REQUEST
Where a line contains the string "title", copy that line.

[Stored data entries]

================

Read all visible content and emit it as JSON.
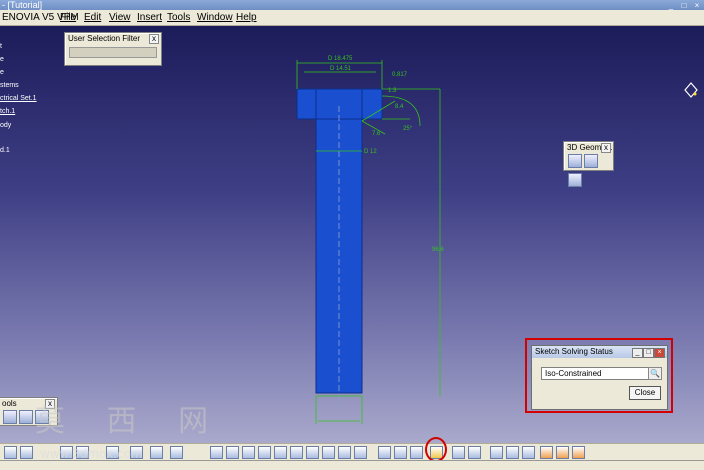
{
  "window": {
    "title": "- [Tutorial]",
    "app_name": "ENOVIA V5 VPM",
    "controls": [
      "_",
      "□",
      "×"
    ]
  },
  "menus": [
    "File",
    "Edit",
    "View",
    "Insert",
    "Tools",
    "Window",
    "Help"
  ],
  "tree": {
    "items": [
      {
        "label": "t",
        "underlined": false
      },
      {
        "label": "e",
        "underlined": false
      },
      {
        "label": "e",
        "underlined": false
      },
      {
        "label": "stems",
        "underlined": false
      },
      {
        "label": "ctrical Set.1",
        "underlined": true
      },
      {
        "label": "tch.1",
        "underlined": true
      },
      {
        "label": "ody",
        "underlined": false
      },
      {
        "label": "d.1",
        "underlined": false
      }
    ]
  },
  "user_selection_filter": {
    "title": "User Selection Filter",
    "close": "x"
  },
  "geom_toolbar": {
    "title": "3D Geome...",
    "close": "x"
  },
  "tools_toolbar": {
    "title": "ools",
    "close": "x"
  },
  "sketch_status": {
    "title": "Sketch Solving Status",
    "status": "Iso-Constrained",
    "close_label": "Close",
    "status_icon": "🔍"
  },
  "dimensions": {
    "d1": "D 18.475",
    "d2": "D 14.51",
    "d3": "0.817",
    "d4": "1.3",
    "d5": "8.4",
    "d6": "25°",
    "d7": "7.6",
    "d8": "D 12",
    "d9": "96.6"
  },
  "watermark": {
    "chars": "莫 西 网",
    "url": "www.3dmox.com"
  },
  "colors": {
    "bolt": "#1a4fd0",
    "dimension": "#35c21c",
    "highlight": "#d20000"
  }
}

================

SOLUTION TO THE EXERCISE
    "title": "- [Tutorial]",
    "title": "User Selection Filter",
    "title": "3D Geome...",
    "title": "ools",
    "title": "Sketch Solving Status",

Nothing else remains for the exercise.